**Task requirements**
Copy out only the lines running from the one that contains "Output the text content of this document." through the end of the listing. Pictures stay out.

[BEGIN]

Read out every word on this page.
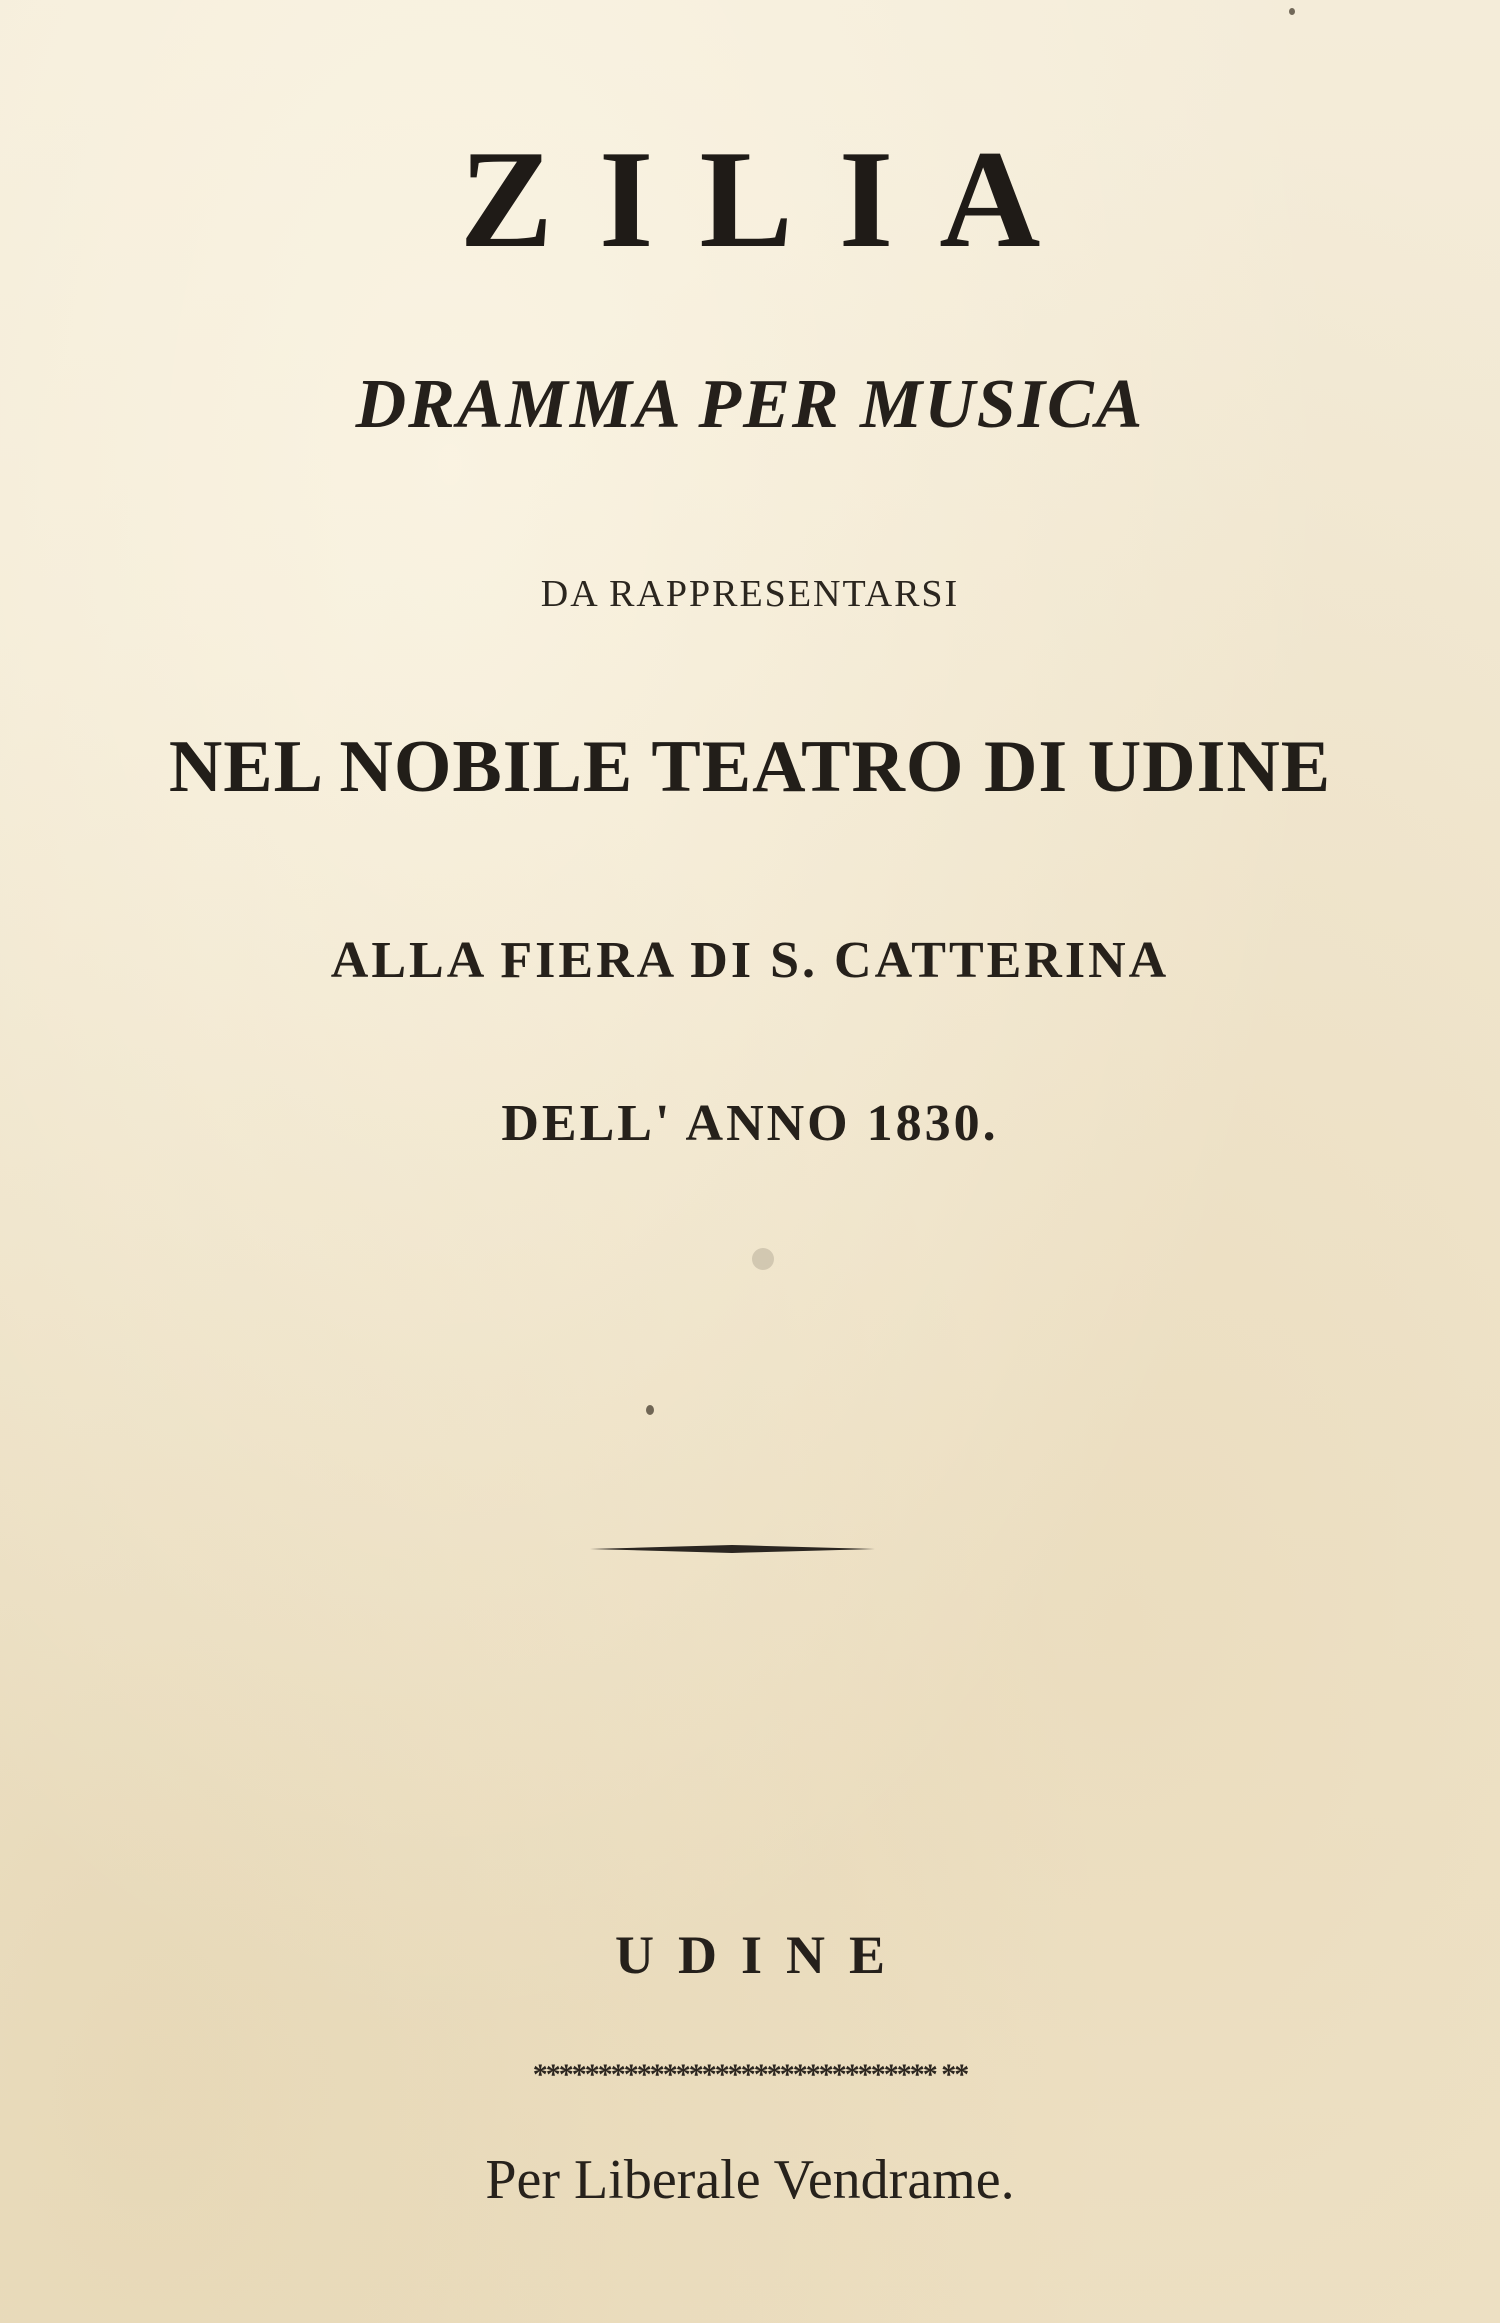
ZILIA
DRAMMA PER MUSICA
DA RAPPRESENTARSI
NEL NOBILE TEATRO DI UDINE
ALLA FIERA DI S. CATTERINA
DELL' ANNO 1830.
UDINE
******************************* **
Per Liberale Vendrame.
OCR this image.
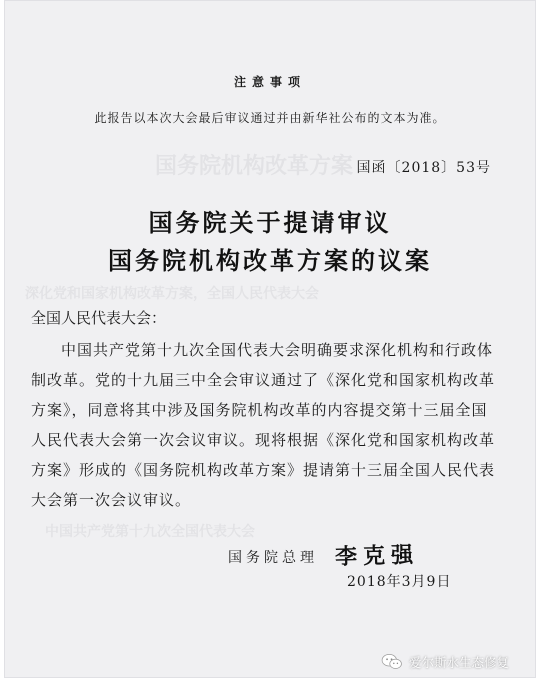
国务院机构改革方案
深化党和国家机构改革方案，全国人民代表大会
中国共产党第十九次全国代表大会
注意事项
此报告以本次大会最后审议通过并由新华社公布的文本为准。
国函〔2018〕53号
国务院关于提请审议
国务院机构改革方案的议案
全国人民代表大会：
中国共产党第十九次全国代表大会明确要求深化机构和行政体制改革。党的十九届三中全会审议通过了《深化党和国家机构改革方案》，同意将其中涉及国务院机构改革的内容提交第十三届全国人民代表大会第一次会议审议。现将根据《深化党和国家机构改革方案》形成的《国务院机构改革方案》提请第十三届全国人民代表大会第一次会议审议。
国务院总理 李克强
2018年3月9日
爱尔斯水生态修复
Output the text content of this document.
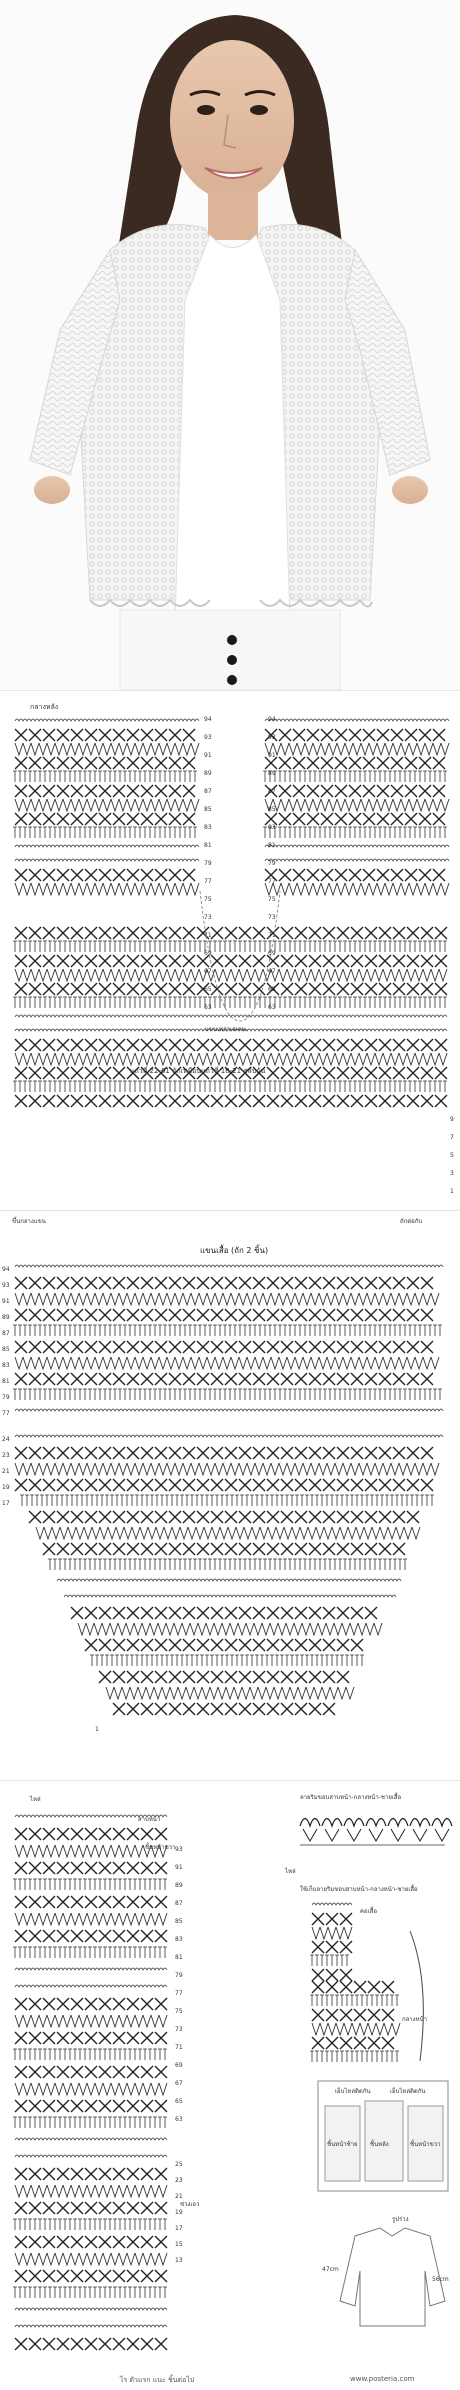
94	94
93	93
91	91
89	89
87	87
85	85
83	83
81	81
79	79
77	77
75	75
73	73
71	71
69	69
67	67
65	65
63	63
9
7
5
3
1
กลางหลัง
แขนเพลาเลเดน
แถวที่ 22-61 ถักเหมือนแถวที่ 18-21 สลับกัน
ขึ้นกลางแขน
แขนเสื้อ (ถัก 2 ชิ้น)
ถักต่อกับ
94
93
91
89
87
85
83
81
79
77
24
23
21
19
17
1
ไหล่
สาบหน้า
ชิ้นหน้าขวา 93
91
89
87
85
83
81
79
77
75
73
71
69
67
65
63
25
23
21
19
17
15
13
ช่วงเอว
ลายริมขอบสาบหน้า-กลางหน้า-ชายเสื้อ
ไหล่
ใช้เก็บลายริมขอบสาบหน้า-กลางหน้า-ชายเสื้อ
คอเสื้อ
กลางหน้า
เย็บไหล่ติดกัน	เย็บไหล่ติดกัน
ชิ้นหน้าซ้าย ชิ้นหลัง	ชิ้นหน้าขวา
รูปร่าง
47cm
56cm
ไร ตัวแรก แนะ ชิ้นต่อไป	www.posteria.com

[END]

**Output for this task**
Output the text content of this document.
94	94
93	93
91	91
89	89
87	87
85	85
83	83
81	81
79	79
77	77
75	75
73	73
71	71
69	69
67	67
65	65
63	63
9
7
5
3
1
กลางหลัง
แขนเพลาเลเดน
แถวที่ 22-61 ถักเหมือนแถวที่ 18-21 สลับกัน
ขึ้นกลางแขน
แขนเสื้อ (ถัก 2 ชิ้น)
ถักต่อกับ
94
93
91
89
87
85
83
81
79
77
24
23
21
19
17
1
ไหล่
สาบหน้า
ชิ้นหน้าขวา 93
91
89
87
85
83
81
79
77
75
73
71
69
67
65
63
25
23
21
19
17
15
13
ช่วงเอว
ลายริมขอบสาบหน้า-กลางหน้า-ชายเสื้อ
ไหล่
ใช้เก็บลายริมขอบสาบหน้า-กลางหน้า-ชายเสื้อ
คอเสื้อ
กลางหน้า
เย็บไหล่ติดกัน	เย็บไหล่ติดกัน
ชิ้นหน้าซ้าย ชิ้นหลัง	ชิ้นหน้าขวา
รูปร่าง
47cm
56cm
ไร ตัวแรก แนะ ชิ้นต่อไป	www.posteria.com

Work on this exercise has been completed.